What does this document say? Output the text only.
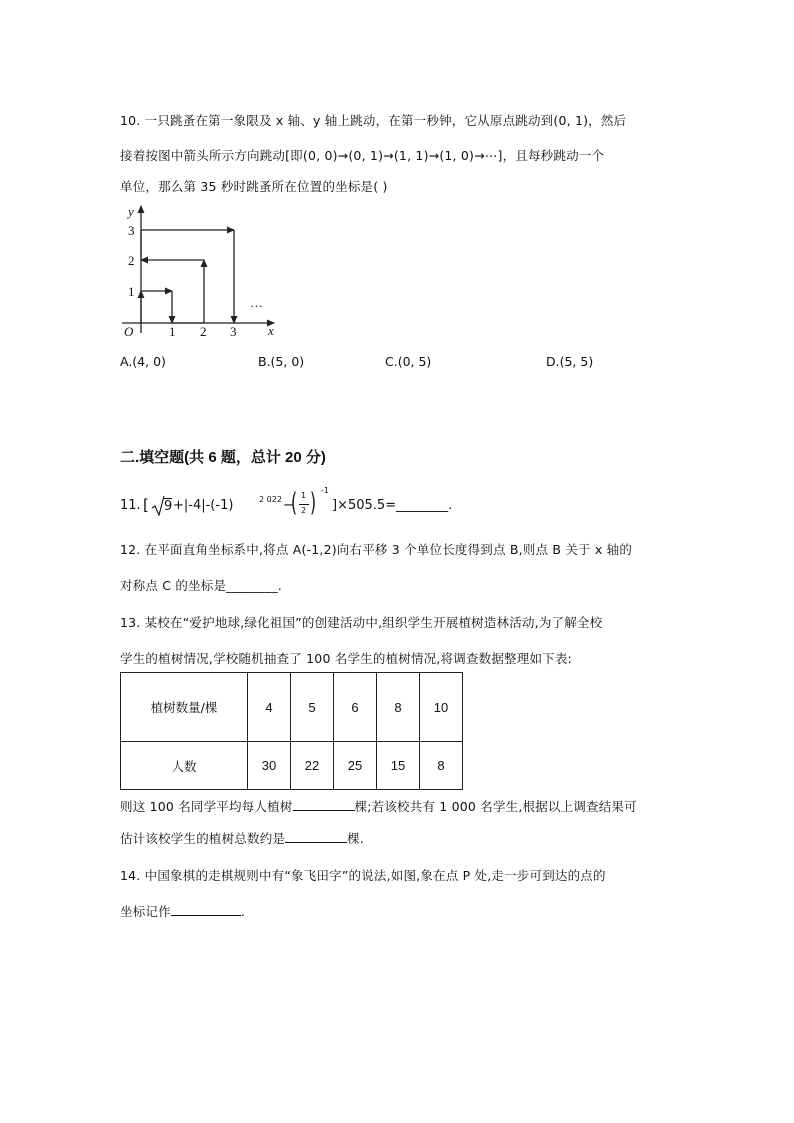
10. 一只跳蚤在第一象限及 x 轴、y 轴上跳动，在第一秒钟，它从原点跳动到(0, 1)，然后
接着按图中箭头所示方向跳动[即(0, 0)→(0, 1)→(1, 1)→(1, 0)→⋯]，且每秒跳动一个
单位，那么第 35 秒时跳蚤所在位置的坐标是( )
O	1 2 3 x
1
2
3
y
…
A.(4, 0)	B.(5, 0)	C.(0, 5)	D.(5, 5)
二.填空题(共 6 题，总计 20 分)
11. [ 9 +|-4|-(-1)	2 022 −
( 1
2 ) -1
]×505.5=________.
12. 在平面直角坐标系中,将点 A(-1,2)向右平移 3 个单位长度得到点 B,则点 B 关于 x 轴的
对称点 C 的坐标是________.
13. 某校在“爱护地球,绿化祖国”的创建活动中,组织学生开展植树造林活动,为了解全校
学生的植树情况,学校随机抽查了 100 名学生的植树情况,将调查数据整理如下表:
植树数量/棵	4	5	6	8	10
人数	30	22	25	15	8
则这 100 名同学平均每人植树	棵;若该校共有 1 000 名学生,根据以上调查结果可
估计该校学生的植树总数约是	棵.
14. 中国象棋的走棋规则中有“象飞田字”的说法,如图,象在点 P 处,走一步可到达的点的
坐标记作	.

◆ ◆ ◆

Exercise aim: Omit each picture, then return all of the listing exactly as it stands.

Full output:
What does this document say? Output the text only.
10. 一只跳蚤在第一象限及 x 轴、y 轴上跳动，在第一秒钟，它从原点跳动到(0, 1)，然后
接着按图中箭头所示方向跳动[即(0, 0)→(0, 1)→(1, 1)→(1, 0)→⋯]，且每秒跳动一个
单位，那么第 35 秒时跳蚤所在位置的坐标是( )
O	1 2 3 x
1
2
3
y
…
A.(4, 0)	B.(5, 0)	C.(0, 5)	D.(5, 5)
二.填空题(共 6 题，总计 20 分)
11. [ 9 +|-4|-(-1)	2 022 −
( 1
2 ) -1
]×505.5=________.
12. 在平面直角坐标系中,将点 A(-1,2)向右平移 3 个单位长度得到点 B,则点 B 关于 x 轴的
对称点 C 的坐标是________.
13. 某校在“爱护地球,绿化祖国”的创建活动中,组织学生开展植树造林活动,为了解全校
学生的植树情况,学校随机抽查了 100 名学生的植树情况,将调查数据整理如下表:
植树数量/棵	4	5	6	8	10
人数	30	22	25	15	8
则这 100 名同学平均每人植树	棵;若该校共有 1 000 名学生,根据以上调查结果可
估计该校学生的植树总数约是	棵.
14. 中国象棋的走棋规则中有“象飞田字”的说法,如图,象在点 P 处,走一步可到达的点的
坐标记作	.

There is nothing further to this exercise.